WRITTEN INSTRUCTION. Which lines hold the string "this"? Copy every one of them.

LISTED RECORDS.

____________

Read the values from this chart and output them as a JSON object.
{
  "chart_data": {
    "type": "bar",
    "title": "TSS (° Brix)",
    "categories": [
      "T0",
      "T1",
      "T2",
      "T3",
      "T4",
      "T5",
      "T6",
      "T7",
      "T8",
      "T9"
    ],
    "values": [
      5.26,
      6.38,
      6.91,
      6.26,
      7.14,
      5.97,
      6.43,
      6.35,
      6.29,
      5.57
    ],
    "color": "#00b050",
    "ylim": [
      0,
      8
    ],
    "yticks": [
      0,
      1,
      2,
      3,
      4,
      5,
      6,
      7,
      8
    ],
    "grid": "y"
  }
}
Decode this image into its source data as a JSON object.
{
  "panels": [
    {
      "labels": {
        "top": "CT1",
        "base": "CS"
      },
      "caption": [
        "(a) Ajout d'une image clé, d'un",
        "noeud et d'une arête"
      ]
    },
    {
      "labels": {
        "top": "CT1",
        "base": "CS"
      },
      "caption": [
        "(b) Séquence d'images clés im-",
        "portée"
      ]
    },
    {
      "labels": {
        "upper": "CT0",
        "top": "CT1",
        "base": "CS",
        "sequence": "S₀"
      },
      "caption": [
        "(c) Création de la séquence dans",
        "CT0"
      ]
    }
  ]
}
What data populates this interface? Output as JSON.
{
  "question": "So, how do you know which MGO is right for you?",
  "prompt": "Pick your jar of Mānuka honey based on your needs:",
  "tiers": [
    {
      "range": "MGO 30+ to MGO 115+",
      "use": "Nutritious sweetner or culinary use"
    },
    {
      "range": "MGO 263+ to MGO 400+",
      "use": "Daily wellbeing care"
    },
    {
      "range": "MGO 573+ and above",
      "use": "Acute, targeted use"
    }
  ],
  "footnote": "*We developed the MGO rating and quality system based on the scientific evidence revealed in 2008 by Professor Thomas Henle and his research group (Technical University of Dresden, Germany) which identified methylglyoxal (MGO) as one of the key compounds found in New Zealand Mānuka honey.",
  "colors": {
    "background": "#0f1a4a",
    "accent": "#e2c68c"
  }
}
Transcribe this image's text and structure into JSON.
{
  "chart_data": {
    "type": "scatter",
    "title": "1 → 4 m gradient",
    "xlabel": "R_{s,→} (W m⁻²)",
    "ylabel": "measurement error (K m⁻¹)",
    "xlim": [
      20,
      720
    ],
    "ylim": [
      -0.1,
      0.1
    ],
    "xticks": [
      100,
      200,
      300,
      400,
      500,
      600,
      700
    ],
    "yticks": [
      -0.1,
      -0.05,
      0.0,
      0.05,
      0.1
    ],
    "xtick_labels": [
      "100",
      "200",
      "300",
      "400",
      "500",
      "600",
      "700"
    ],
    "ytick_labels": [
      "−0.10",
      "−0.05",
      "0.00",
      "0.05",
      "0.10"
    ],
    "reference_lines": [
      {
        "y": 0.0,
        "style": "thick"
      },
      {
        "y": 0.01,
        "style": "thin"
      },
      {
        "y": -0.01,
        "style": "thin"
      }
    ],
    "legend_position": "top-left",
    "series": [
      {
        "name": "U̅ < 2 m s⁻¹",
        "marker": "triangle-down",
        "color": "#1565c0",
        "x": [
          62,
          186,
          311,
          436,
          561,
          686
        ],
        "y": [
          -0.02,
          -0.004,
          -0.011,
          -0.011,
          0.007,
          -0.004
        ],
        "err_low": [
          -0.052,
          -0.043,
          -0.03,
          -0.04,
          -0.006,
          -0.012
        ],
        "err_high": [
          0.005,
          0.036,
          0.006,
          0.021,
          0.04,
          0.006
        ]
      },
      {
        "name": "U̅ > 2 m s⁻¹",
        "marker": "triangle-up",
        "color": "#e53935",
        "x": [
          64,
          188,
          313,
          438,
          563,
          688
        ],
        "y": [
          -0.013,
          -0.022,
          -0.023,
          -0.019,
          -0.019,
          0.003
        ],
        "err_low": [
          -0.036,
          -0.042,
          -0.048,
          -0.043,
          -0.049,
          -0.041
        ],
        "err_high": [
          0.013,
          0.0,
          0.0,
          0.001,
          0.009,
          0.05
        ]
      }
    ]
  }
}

____________

RESULT OF THE EXERCISE.
Read the values from this chart and output them as a JSON object.
Decode this image into its source data as a JSON object.
What data populates this interface? Output as JSON.
Transcribe this image's text and structure into JSON.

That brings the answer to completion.